Exercise prompt - Every line that contains the word "Save" should be copied out.

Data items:
================

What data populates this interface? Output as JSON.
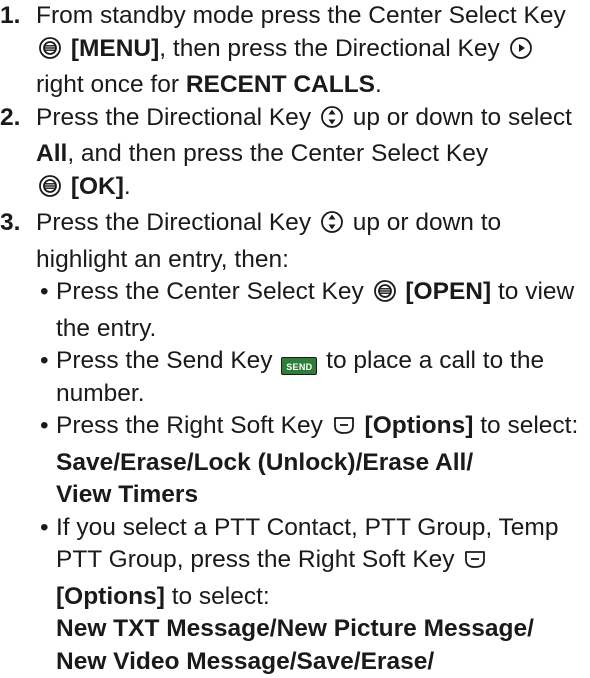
{
  "steps": [
    {
      "number": "1.",
      "t1": "From standby mode press the Center Select Key",
      "t2": "[MENU]",
      "t3": ", then press the Directional Key",
      "t4": "right once for",
      "t5": "RECENT CALLS",
      "t6": "."
    },
    {
      "number": "2.",
      "t1": "Press the Directional Key",
      "t2": "up or down to select",
      "t3": "All",
      "t4": ", and then press the Center Select Key",
      "t5": "[OK]",
      "t6": "."
    },
    {
      "number": "3.",
      "t1": "Press the Directional Key",
      "t2": "up or down to highlight an entry, then:"
    }
  ],
  "bullets": [
    {
      "dot": "•",
      "t1": "Press the Center Select Key",
      "t2": "[OPEN]",
      "t3": "to view the entry."
    },
    {
      "dot": "•",
      "t1": "Press the Send Key",
      "key_label": "SEND",
      "t2": "to place a call to the number."
    },
    {
      "dot": "•",
      "t1": "Press the Right Soft Key",
      "t2": "[Options]",
      "t3": "to select:",
      "bold1": "Save/Erase/Lock (Unlock)/Erase All/",
      "bold2": "View Timers"
    },
    {
      "dot": "•",
      "t1": "If you select a PTT Contact, PTT Group, Temp PTT Group, press the Right Soft Key",
      "t2": "[Options]",
      "t3": "to select:",
      "bold1": "New TXT Message/New Picture Message/",
      "bold2": "New Video Message/Save/Erase/"
    }
  ],
  "icons": {
    "center_select": "center-select-key-icon",
    "directional_right": "directional-right-icon",
    "directional_updown": "directional-updown-icon",
    "right_soft": "right-soft-key-icon",
    "send_key": "send-key-icon"
  },
  "colors": {
    "text": "#1a1a1a",
    "send_key_fill": "#2f7d3a"
  }
}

================

Answer to the exercise -
      "bold1": "Save/Erase/Lock (Unlock)/Erase All/",
      "bold2": "New Video Message/Save/Erase/"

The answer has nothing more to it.